EXERCISE REQUIREMENTS: In the listing below, locate the lines bearing the word "trombosis". Copy every one of them.

MATERIAL PROVIDED:
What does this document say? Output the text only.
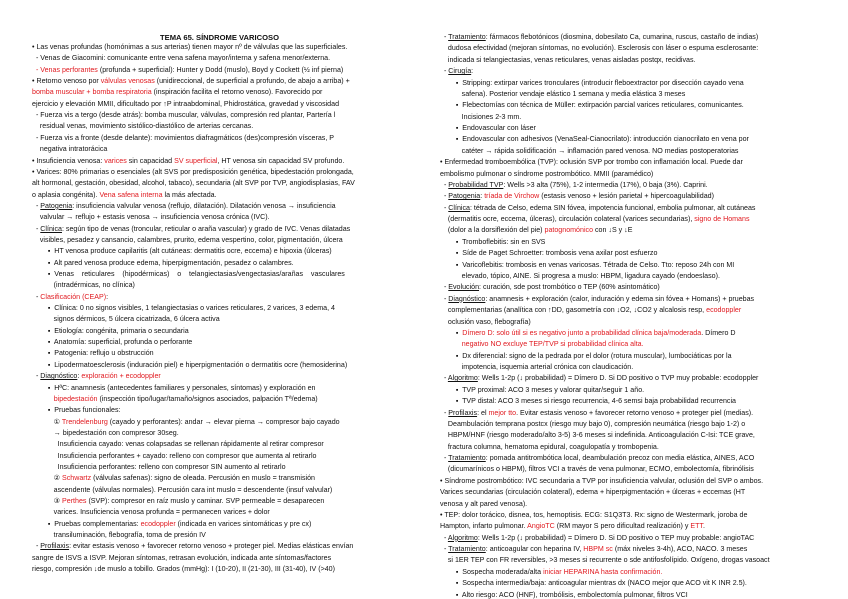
TEMA 65. SÍNDROME VARICOSO
• Las venas profundas (homónimas a sus arterias) tienen mayor nº de válvulas que las superficiales.
- Venas de Giacomini: comunicante entre vena safena mayor/interna y safena menor/externa.
- Venas perforantes (profunda + superficial): Hunter y Dodd (muslo), Boyd y Cockett (½ inf pierna)
• Retorno venoso por válvulas venosas (unidireccional, de superficial a profundo, de abajo a arriba) +
bomba muscular + bomba respiratoria (inspiración facilita el retorno venoso). Favorecido por
ejercicio y elevación MMII, dificultado por ↑P intraabdominal, Phidrostática, gravedad y viscosidad
- Fuerza vis a tergo (desde atrás): bomba muscular, válvulas, compresión red plantar, Partería l
residual venas, movimiento sistólico-diastólico de arterias cercanas.
- Fuerza vis a fronte (desde delante): movimientos diafragmáticos (des)compresión vísceras, P
negativa intratorácica
• Insuficiencia venosa: varices sin capacidad SV superficial, HT venosa sin capacidad SV profundo.
• Varices: 80% primarias o esenciales (alt SVS por predisposición genética, bipedestación prolongada,
alt hormonal, gestación, obesidad, alcohol, tabaco), secundaria (alt SVP por TVP, angiodisplasias, FAV
o aplasia congénita). Vena safena interna la más afectada.
- Patogenia: insuficiencia valvular venosa (reflujo, dilatación). Dilatación venosa → insuficiencia
valvular → reflujo + estasis venosa → insuficiencia venosa crónica (IVC).
- Clínica: según tipo de venas (troncular, reticular o araña vascular) y grado de IVC. Venas dilatadas
visibles, pesadez y cansancio, calambres, prurito, edema vespertino, color, pigmentación, úlcera
▪  HT venosa produce capilaritis (alt cutáneas: dermatitis ocre, eccema) e hipoxia (úlceras)
▪  Alt pared venosa produce edema, hiperpigmentación, pesadez o calambres.
▪  Venas    reticulares    (hipodérmicas)    o    telangiectasias/vengectasias/arañas    vasculares
(intradérmicas, no clínica)
- Clasificación (CEAP):
▪  Clínica: 0 no signos visibles, 1 telangiectasias o varices reticulares, 2 varices, 3 edema, 4
signos dérmicos, 5 úlcera cicatrizada, 6 úlcera activa
▪  Etiología: congénita, primaria o secundaria
▪  Anatomía: superficial, profunda o perforante
▪  Patogenia: reflujo u obstrucción
▪  Lipodermatoesclerosis (induración piel) e hiperpigmentación o dermatitis ocre (hemosiderina)
- Diagnóstico: exploración + ecodoppler
▪  HªC: anamnesis (antecedentes familiares y personales, síntomas) y exploración en
bipedestación (inspección tipo/lugar/tamaño/signos asociados, palpación Tª/edema)
▪  Pruebas funcionales:
① Trendelenburg (cayado y perforantes): andar → elevar pierna → compresor bajo cayado
→ bipedestación con compresor 30seg.
Insuficiencia cayado: venas colapsadas se rellenan rápidamente al retirar compresor
Insuficiencia perforantes + cayado: relleno con compresor que aumenta al retirarlo
Insuficiencia perforantes: relleno con compresor SIN aumento al retirarlo
② Schwartz (válvulas safenas): signo de oleada. Percusión en muslo = transmisión
ascendente (válvulas normales). Percusión cara int muslo = descendente (insuf valvular)
③ Perthes (SVP): compresor en raíz muslo y caminar. SVP permeable = desaparecen
varices. Insuficiencia venosa profunda = permanecen varices + dolor
▪  Pruebas complementarias: ecodoppler (indicada en varices sintomáticas y pre cx)
transiluminación, flebografía, toma de presión IV
- Profilaxis: evitar estasis venoso + favorecer retorno venoso + proteger piel. Medias elásticas envían
sangre de ISVS a ISVP. Mejoran síntomas, retrasan evolución, indicada ante síntomas/factores
riesgo, compresión ↓de muslo a tobillo. Grados (mmHg): I (10-20), II (21-30), III (31-40), IV (>40)
- Tratamiento: fármacos flebotónicos (diosmina, dobesilato Ca, cumarina, ruscus, castaño de indias)
dudosa efectividad (mejoran síntomas, no evolución). Esclerosis con láser o espuma esclerosante:
indicada si telangiectasias, venas reticulares, venas aisladas postqx, recidivas.
- Cirugía:
▪  Stripping: extirpar varices tronculares (introducir fleboextractor por disección cayado vena
safena). Posterior vendaje elástico 1 semana y media elástica 3 meses
▪  Flebectomías con técnica de Müller: extirpación parcial varices reticulares, comunicantes.
Incisiones 2-3 mm.
▪  Endovascular con láser
▪  Endovascular con adhesivos (VenaSeal-Cianocrilato): introducción cianocrilato en vena por
catéter → rápida solidificación → inflamación pared venosa. NO medias postoperatorias
• Enfermedad tromboembólica (TVP): oclusión SVP por trombo con inflamación local. Puede dar
embolismo pulmonar o síndrome postrombótico. MMII (paramédico)
- Probabilidad TVP: Wells >3 alta (75%), 1-2 intermedia (17%), 0 baja (3%). Caprini.
- Patogenia: tríada de Virchow (estasis venoso + lesión parietal + hipercoagulabilidad)
- Clínica: tétrada de Celso, edema SIN fóvea, impotencia funcional, embolia pulmonar, alt cutáneas
(dermatitis ocre, eccema, úlceras), circulación colateral (varices secundarias), signo de Homans
(dolor a la dorsiflexión del pie) patognomónico con ↓S y ↓E
▪  Tromboflebitis: sin en SVS
▪  Síde de Paget Schroetter: trombosis vena axilar post esfuerzo
▪  Varicoflebitis: trombosis en venas varicosas. Tétrada de Celso. Tto: reposo 24h con MI
elevado, tópico, AINE. Si progresa a muslo: HBPM, ligadura cayado (endoeslaso).
- Evolución: curación, sde post trombótico o TEP (60% asintomático)
- Diagnóstico: anamnesis + exploración (calor, induración y edema sin fóvea + Homans) + pruebas
complementarias (analítica con ↑DD, gasometría con ↓O2, ↓CO2 y alcalosis resp, ecodoppler
oclusión vaso, flebografía)
▪  Dímero D: solo útil si es negativo junto a probabilidad clínica baja/moderada. Dímero D
negativo NO excluye TEP/TVP si probabilidad clínica alta.
▪  Dx diferencial: signo de la pedrada por el dolor (rotura muscular), lumbociáticas por la
impotencia, isquemia arterial crónica con claudicación.
- Algoritmo: Wells 1-2p (↓ probabilidad) = Dímero D. Si DD positivo o TVP muy probable: ecodoppler
▪  TVP proximal: ACO 3 meses y valorar quitar/seguir 1 año.
▪  TVP distal: ACO 3 meses si riesgo recurrencia, 4-6 semsi baja probabilidad recurrencia
- Profilaxis: el mejor tto. Evitar estasis venoso + favorecer retorno venoso + proteger piel (medias).
Deambulación temprana postcx (riesgo muy bajo 0), compresión neumática (riesgo bajo 1-2) o
HBPM/HNF (riesgo moderado/alto 3-5) 3-6 meses si indefinida. Anticoagulación C-Isi: TCE grave,
fractura columna, hematoma epidural, coagulopatía y trombopenia.
- Tratamiento: pomada antitrombótica local, deambulación precoz con media elástica, AINES, ACO
(dicumarínicos o HBPM), filtros VCI a través de vena pulmonar, ECMO, embolectomía, fibrinólisis
• Síndrome postrombótico: IVC secundaria a TVP por insuficiencia valvular, oclusión del SVP o ambos.
Varices secundarias (circulación colateral), edema + hiperpigmentación + úlceras + eccemas (HT
venosa y alt pared venosa).
• TEP: dolor torácico, disnea, tos, hemoptisis. ECG: S1Q3T3. Rx: signo de Westermark, joroba de
Hampton, infarto pulmonar. AngioTC (RM mayor S pero dificultad realización) y ETT.
- Algoritmo: Wells 1-2p (↓ probabilidad) = Dímero D. Si DD positivo o TEP muy probable: angioTAC
- Tratamiento: anticoagular con heparina IV, HBPM sc (máx niveles 3-4h), ACO, NACO. 3 meses
si 1ER TEP con FR reversibles, >3 meses si recurrente o sde antifosfolípido. Oxígeno, drogas vasoact
▪  Sospecha moderada/alta iniciar HEPARINA hasta confirmación.
▪  Sospecha intermedia/baja: anticoagular mientras dx (NACO mejor que ACO vit K INR 2.5).
▪  Alto riesgo: ACO (HNF), trombólisis, embolectomía pulmonar, filtros VCI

CORRECT RESULT:
▪  Síde de Paget Schroetter: trombosis vena axilar post esfuerzo
▪  Varicoflebitis: trombosis en venas varicosas. Tétrada de Celso. Tto: reposo 24h con MI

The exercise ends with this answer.